## start WORKING DATA

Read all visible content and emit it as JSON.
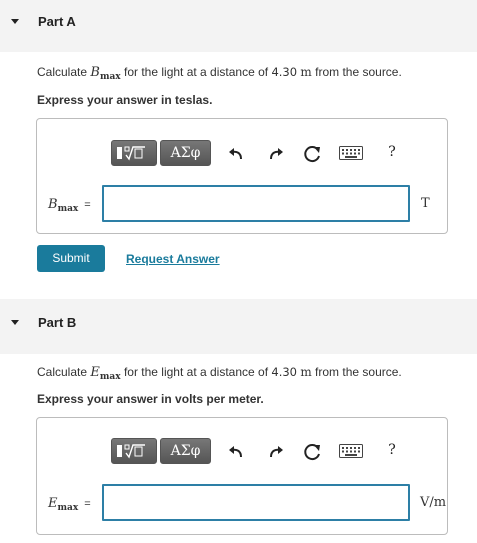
{
  "parts": [
    {
      "title": "Part A",
      "question_pre": "Calculate ",
      "question_var": "B",
      "question_sub": "max",
      "question_mid": " for the light at a distance of ",
      "question_num": "4.30",
      "question_unit": "m",
      "question_post": " from the source.",
      "instruction": "Express your answer in teslas.",
      "var_letter": "B",
      "var_sub": "max",
      "equals": "=",
      "input_value": "",
      "unit": "T"
    },
    {
      "title": "Part B",
      "question_pre": "Calculate ",
      "question_var": "E",
      "question_sub": "max",
      "question_mid": " for the light at a distance of ",
      "question_num": "4.30",
      "question_unit": "m",
      "question_post": " from the source.",
      "instruction": "Express your answer in volts per meter.",
      "var_letter": "E",
      "var_sub": "max",
      "equals": "=",
      "input_value": "",
      "unit": "V/m"
    }
  ],
  "toolbar": {
    "greek_label": "ΑΣφ",
    "undo_icon": "undo-arrow",
    "redo_icon": "redo-arrow",
    "reset_icon": "reset-circular-arrow",
    "keyboard_icon": "keyboard",
    "help_label": "?"
  },
  "actions": {
    "submit_label": "Submit",
    "request_label": "Request Answer"
  },
  "colors": {
    "accent": "#1a7b9c",
    "input_border": "#2d7fa6",
    "header_bg": "#f3f3f3",
    "toolbar_btn": "#666666"
  }
}
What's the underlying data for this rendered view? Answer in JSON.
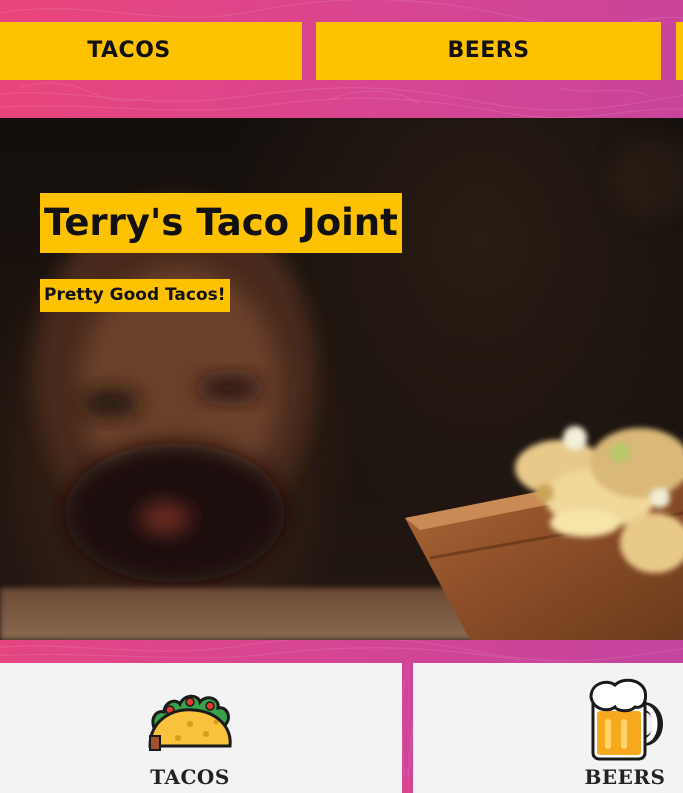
{
  "nav": {
    "items": [
      {
        "label": "TACOS"
      },
      {
        "label": "BEERS"
      },
      {
        "label": ""
      }
    ]
  },
  "hero": {
    "title": "Terry's Taco Joint",
    "subtitle": "Pretty Good Tacos!",
    "image_icon": "hero-photo-man-with-tacos"
  },
  "cards": [
    {
      "label": "TACOS",
      "icon": "taco-icon"
    },
    {
      "label": "BEERS",
      "icon": "beer-mug-icon"
    }
  ],
  "colors": {
    "accent": "#ffc200",
    "background_pink": "#e9457a",
    "background_magenta": "#c2449f",
    "card_background": "#f3f3f3"
  }
}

## end WORKING DATA

GIVEN INSTRUCTION – Make an exact copy of only those lines that run from the line with "What's the underlying" through the end of the records, excluding pictures.

ANSWER TO THIS TASK –
What's the underlying data for this rendered view? Answer in JSON.
{
  "nav": {
    "items": [
      {
        "label": "TACOS"
      },
      {
        "label": "BEERS"
      },
      {
        "label": ""
      }
    ]
  },
  "hero": {
    "title": "Terry's Taco Joint",
    "subtitle": "Pretty Good Tacos!",
    "image_icon": "hero-photo-man-with-tacos"
  },
  "cards": [
    {
      "label": "TACOS",
      "icon": "taco-icon"
    },
    {
      "label": "BEERS",
      "icon": "beer-mug-icon"
    }
  ],
  "colors": {
    "accent": "#ffc200",
    "background_pink": "#e9457a",
    "background_magenta": "#c2449f",
    "card_background": "#f3f3f3"
  }
}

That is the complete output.